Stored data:
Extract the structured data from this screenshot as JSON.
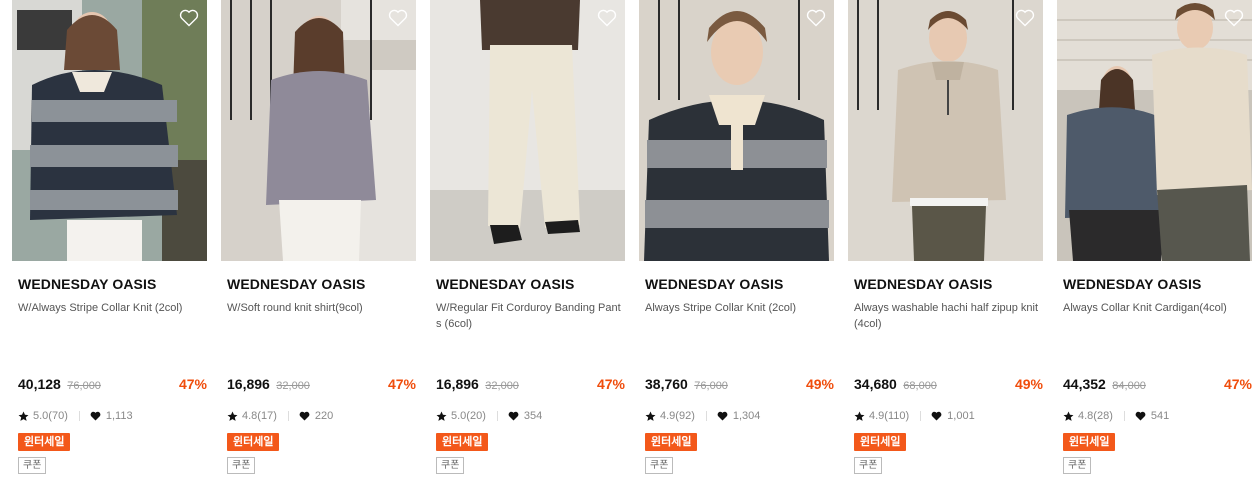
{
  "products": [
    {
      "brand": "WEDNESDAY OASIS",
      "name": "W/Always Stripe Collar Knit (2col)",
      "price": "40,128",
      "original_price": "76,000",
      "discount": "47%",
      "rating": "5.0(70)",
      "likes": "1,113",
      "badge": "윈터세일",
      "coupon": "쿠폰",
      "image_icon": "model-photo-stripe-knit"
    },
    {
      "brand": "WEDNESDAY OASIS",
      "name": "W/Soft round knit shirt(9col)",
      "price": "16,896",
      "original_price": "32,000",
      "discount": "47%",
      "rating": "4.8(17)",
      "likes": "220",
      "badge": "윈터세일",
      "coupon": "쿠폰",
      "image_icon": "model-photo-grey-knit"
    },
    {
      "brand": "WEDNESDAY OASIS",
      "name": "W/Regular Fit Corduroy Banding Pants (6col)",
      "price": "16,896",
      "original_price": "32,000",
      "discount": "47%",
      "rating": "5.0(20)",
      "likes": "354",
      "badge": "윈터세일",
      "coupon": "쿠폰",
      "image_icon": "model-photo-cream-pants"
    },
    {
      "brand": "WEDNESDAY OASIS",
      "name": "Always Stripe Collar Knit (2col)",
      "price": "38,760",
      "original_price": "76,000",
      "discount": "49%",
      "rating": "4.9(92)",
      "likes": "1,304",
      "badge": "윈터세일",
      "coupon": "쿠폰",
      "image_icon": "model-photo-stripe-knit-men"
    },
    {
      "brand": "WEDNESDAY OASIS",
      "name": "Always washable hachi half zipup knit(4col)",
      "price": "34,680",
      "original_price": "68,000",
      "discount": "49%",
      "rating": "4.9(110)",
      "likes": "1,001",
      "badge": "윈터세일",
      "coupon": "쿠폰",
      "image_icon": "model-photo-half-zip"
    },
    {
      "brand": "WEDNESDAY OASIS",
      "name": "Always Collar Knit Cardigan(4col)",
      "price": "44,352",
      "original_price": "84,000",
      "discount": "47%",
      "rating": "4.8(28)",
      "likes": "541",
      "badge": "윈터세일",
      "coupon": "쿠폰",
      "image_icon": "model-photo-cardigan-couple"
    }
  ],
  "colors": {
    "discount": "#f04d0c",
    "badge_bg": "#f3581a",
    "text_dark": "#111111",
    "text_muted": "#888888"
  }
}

* * *

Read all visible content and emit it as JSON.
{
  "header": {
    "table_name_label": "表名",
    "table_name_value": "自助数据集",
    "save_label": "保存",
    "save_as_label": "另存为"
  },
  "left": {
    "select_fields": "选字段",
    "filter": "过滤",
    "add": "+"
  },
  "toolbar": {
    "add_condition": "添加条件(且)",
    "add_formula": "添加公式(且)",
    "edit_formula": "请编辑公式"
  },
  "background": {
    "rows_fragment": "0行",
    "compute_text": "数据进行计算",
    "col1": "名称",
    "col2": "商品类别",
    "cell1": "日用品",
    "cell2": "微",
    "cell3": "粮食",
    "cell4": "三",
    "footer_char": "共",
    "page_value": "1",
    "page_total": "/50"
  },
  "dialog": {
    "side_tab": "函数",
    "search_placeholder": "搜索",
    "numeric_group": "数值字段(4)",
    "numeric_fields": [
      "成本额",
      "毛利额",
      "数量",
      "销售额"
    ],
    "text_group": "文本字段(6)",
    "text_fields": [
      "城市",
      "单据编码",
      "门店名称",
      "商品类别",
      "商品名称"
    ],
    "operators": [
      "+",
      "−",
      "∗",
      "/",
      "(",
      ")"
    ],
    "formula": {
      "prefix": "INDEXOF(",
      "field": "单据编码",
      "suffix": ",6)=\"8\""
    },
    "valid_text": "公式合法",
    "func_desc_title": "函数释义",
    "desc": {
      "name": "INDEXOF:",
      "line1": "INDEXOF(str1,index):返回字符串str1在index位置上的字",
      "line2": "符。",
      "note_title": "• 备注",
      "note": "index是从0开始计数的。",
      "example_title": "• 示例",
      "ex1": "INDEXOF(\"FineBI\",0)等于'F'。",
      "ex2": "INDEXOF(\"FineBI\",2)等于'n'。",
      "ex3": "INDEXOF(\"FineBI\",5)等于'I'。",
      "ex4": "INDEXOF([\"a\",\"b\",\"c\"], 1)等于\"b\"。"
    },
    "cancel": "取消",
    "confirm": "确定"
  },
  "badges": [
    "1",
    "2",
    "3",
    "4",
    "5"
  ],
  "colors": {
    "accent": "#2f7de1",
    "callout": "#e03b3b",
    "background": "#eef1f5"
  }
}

■ AIM OF THE EXERCISE ■
Go through the data above and find the lines with the word "Always". Copy each of those lines.

■ WORKED SOLUTION ■
      "name": "W/Always Stripe Collar Knit (2col)",
      "name": "Always Stripe Collar Knit (2col)",
      "name": "Always washable hachi half zipup knit(4col)",
      "name": "Always Collar Knit Cardigan(4col)",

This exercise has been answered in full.